Task description: Beneath this task is a listing; retype all of it exactly.

Record extracts:
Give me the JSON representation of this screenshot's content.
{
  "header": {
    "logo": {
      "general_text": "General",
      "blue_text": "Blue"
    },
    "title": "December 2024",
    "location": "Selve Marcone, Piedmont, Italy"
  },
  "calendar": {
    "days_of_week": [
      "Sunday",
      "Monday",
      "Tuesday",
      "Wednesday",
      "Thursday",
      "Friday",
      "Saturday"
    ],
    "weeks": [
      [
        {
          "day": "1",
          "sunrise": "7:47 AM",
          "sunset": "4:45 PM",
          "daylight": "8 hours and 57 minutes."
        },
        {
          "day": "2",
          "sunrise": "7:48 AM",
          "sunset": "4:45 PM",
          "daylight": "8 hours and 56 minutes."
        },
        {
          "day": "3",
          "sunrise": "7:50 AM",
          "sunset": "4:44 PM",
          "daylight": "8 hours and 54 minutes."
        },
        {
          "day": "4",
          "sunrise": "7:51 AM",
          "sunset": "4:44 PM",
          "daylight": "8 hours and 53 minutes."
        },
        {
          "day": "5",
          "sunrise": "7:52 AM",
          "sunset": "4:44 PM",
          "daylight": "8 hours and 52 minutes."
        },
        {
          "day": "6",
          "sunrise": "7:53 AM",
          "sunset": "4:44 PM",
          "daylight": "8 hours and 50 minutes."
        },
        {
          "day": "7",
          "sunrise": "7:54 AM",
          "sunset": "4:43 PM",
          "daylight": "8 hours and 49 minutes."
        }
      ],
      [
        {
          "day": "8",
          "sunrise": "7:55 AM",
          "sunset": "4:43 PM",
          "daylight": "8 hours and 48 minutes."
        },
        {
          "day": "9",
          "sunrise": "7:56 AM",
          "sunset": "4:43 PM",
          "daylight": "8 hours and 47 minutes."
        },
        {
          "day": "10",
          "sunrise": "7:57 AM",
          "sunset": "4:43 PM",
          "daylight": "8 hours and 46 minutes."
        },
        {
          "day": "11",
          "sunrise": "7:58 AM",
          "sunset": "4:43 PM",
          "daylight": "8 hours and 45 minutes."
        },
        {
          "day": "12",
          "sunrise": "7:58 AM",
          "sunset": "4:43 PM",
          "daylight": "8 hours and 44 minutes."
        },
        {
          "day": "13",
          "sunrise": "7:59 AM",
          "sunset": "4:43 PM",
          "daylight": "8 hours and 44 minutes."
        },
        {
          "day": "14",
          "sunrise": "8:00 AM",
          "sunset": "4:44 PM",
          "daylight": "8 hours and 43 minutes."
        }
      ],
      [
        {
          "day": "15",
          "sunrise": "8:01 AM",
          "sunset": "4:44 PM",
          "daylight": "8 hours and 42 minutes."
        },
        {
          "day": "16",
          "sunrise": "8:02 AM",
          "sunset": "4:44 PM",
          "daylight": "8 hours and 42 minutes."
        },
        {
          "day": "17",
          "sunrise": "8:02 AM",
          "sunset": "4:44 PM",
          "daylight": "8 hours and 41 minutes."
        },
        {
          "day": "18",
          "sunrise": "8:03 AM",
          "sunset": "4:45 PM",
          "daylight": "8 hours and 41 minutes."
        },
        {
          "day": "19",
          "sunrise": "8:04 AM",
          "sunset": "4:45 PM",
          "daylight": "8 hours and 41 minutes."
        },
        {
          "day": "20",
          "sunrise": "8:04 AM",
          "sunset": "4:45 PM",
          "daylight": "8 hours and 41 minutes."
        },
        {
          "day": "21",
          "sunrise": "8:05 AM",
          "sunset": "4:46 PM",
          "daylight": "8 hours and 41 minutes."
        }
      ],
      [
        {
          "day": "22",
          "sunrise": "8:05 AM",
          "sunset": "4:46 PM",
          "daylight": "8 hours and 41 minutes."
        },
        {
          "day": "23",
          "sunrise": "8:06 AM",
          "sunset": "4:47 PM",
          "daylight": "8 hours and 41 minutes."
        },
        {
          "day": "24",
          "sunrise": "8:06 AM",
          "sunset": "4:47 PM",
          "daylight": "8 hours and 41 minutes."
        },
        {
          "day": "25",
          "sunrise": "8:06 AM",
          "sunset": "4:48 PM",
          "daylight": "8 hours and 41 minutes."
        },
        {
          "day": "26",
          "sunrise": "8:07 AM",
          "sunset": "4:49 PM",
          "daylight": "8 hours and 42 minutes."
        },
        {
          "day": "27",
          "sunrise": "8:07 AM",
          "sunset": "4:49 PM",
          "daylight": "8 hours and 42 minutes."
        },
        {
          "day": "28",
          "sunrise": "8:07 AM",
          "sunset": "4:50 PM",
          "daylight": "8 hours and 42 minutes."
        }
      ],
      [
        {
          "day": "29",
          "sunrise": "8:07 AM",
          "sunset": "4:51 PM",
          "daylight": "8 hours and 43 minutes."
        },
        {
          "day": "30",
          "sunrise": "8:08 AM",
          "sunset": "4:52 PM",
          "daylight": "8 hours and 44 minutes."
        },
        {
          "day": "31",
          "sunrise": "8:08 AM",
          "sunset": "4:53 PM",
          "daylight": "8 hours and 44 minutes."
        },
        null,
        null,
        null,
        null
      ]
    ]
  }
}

Response to the task:
Give me the JSON representation of this screenshot's content.
{
  "header": {
    "logo": {
      "general_text": "General",
      "blue_text": "Blue"
    },
    "title": "December 2024",
    "location": "Selve Marcone, Piedmont, Italy"
  },
  "calendar": {
    "days_of_week": [
      "Sunday",
      "Monday",
      "Tuesday",
      "Wednesday",
      "Thursday",
      "Friday",
      "Saturday"
    ],
    "weeks": [
      [
        {
          "day": "1",
          "sunrise": "7:47 AM",
          "sunset": "4:45 PM",
          "daylight": "8 hours and 57 minutes."
        },
        {
          "day": "2",
          "sunrise": "7:48 AM",
          "sunset": "4:45 PM",
          "daylight": "8 hours and 56 minutes."
        },
        {
          "day": "3",
          "sunrise": "7:50 AM",
          "sunset": "4:44 PM",
          "daylight": "8 hours and 54 minutes."
        },
        {
          "day": "4",
          "sunrise": "7:51 AM",
          "sunset": "4:44 PM",
          "daylight": "8 hours and 53 minutes."
        },
        {
          "day": "5",
          "sunrise": "7:52 AM",
          "sunset": "4:44 PM",
          "daylight": "8 hours and 52 minutes."
        },
        {
          "day": "6",
          "sunrise": "7:53 AM",
          "sunset": "4:44 PM",
          "daylight": "8 hours and 50 minutes."
        },
        {
          "day": "7",
          "sunrise": "7:54 AM",
          "sunset": "4:43 PM",
          "daylight": "8 hours and 49 minutes."
        }
      ],
      [
        {
          "day": "8",
          "sunrise": "7:55 AM",
          "sunset": "4:43 PM",
          "daylight": "8 hours and 48 minutes."
        },
        {
          "day": "9",
          "sunrise": "7:56 AM",
          "sunset": "4:43 PM",
          "daylight": "8 hours and 47 minutes."
        },
        {
          "day": "10",
          "sunrise": "7:57 AM",
          "sunset": "4:43 PM",
          "daylight": "8 hours and 46 minutes."
        },
        {
          "day": "11",
          "sunrise": "7:58 AM",
          "sunset": "4:43 PM",
          "daylight": "8 hours and 45 minutes."
        },
        {
          "day": "12",
          "sunrise": "7:58 AM",
          "sunset": "4:43 PM",
          "daylight": "8 hours and 44 minutes."
        },
        {
          "day": "13",
          "sunrise": "7:59 AM",
          "sunset": "4:43 PM",
          "daylight": "8 hours and 44 minutes."
        },
        {
          "day": "14",
          "sunrise": "8:00 AM",
          "sunset": "4:44 PM",
          "daylight": "8 hours and 43 minutes."
        }
      ],
      [
        {
          "day": "15",
          "sunrise": "8:01 AM",
          "sunset": "4:44 PM",
          "daylight": "8 hours and 42 minutes."
        },
        {
          "day": "16",
          "sunrise": "8:02 AM",
          "sunset": "4:44 PM",
          "daylight": "8 hours and 42 minutes."
        },
        {
          "day": "17",
          "sunrise": "8:02 AM",
          "sunset": "4:44 PM",
          "daylight": "8 hours and 41 minutes."
        },
        {
          "day": "18",
          "sunrise": "8:03 AM",
          "sunset": "4:45 PM",
          "daylight": "8 hours and 41 minutes."
        },
        {
          "day": "19",
          "sunrise": "8:04 AM",
          "sunset": "4:45 PM",
          "daylight": "8 hours and 41 minutes."
        },
        {
          "day": "20",
          "sunrise": "8:04 AM",
          "sunset": "4:45 PM",
          "daylight": "8 hours and 41 minutes."
        },
        {
          "day": "21",
          "sunrise": "8:05 AM",
          "sunset": "4:46 PM",
          "daylight": "8 hours and 41 minutes."
        }
      ],
      [
        {
          "day": "22",
          "sunrise": "8:05 AM",
          "sunset": "4:46 PM",
          "daylight": "8 hours and 41 minutes."
        },
        {
          "day": "23",
          "sunrise": "8:06 AM",
          "sunset": "4:47 PM",
          "daylight": "8 hours and 41 minutes."
        },
        {
          "day": "24",
          "sunrise": "8:06 AM",
          "sunset": "4:47 PM",
          "daylight": "8 hours and 41 minutes."
        },
        {
          "day": "25",
          "sunrise": "8:06 AM",
          "sunset": "4:48 PM",
          "daylight": "8 hours and 41 minutes."
        },
        {
          "day": "26",
          "sunrise": "8:07 AM",
          "sunset": "4:49 PM",
          "daylight": "8 hours and 42 minutes."
        },
        {
          "day": "27",
          "sunrise": "8:07 AM",
          "sunset": "4:49 PM",
          "daylight": "8 hours and 42 minutes."
        },
        {
          "day": "28",
          "sunrise": "8:07 AM",
          "sunset": "4:50 PM",
          "daylight": "8 hours and 42 minutes."
        }
      ],
      [
        {
          "day": "29",
          "sunrise": "8:07 AM",
          "sunset": "4:51 PM",
          "daylight": "8 hours and 43 minutes."
        },
        {
          "day": "30",
          "sunrise": "8:08 AM",
          "sunset": "4:52 PM",
          "daylight": "8 hours and 44 minutes."
        },
        {
          "day": "31",
          "sunrise": "8:08 AM",
          "sunset": "4:53 PM",
          "daylight": "8 hours and 44 minutes."
        },
        null,
        null,
        null,
        null
      ]
    ]
  }
}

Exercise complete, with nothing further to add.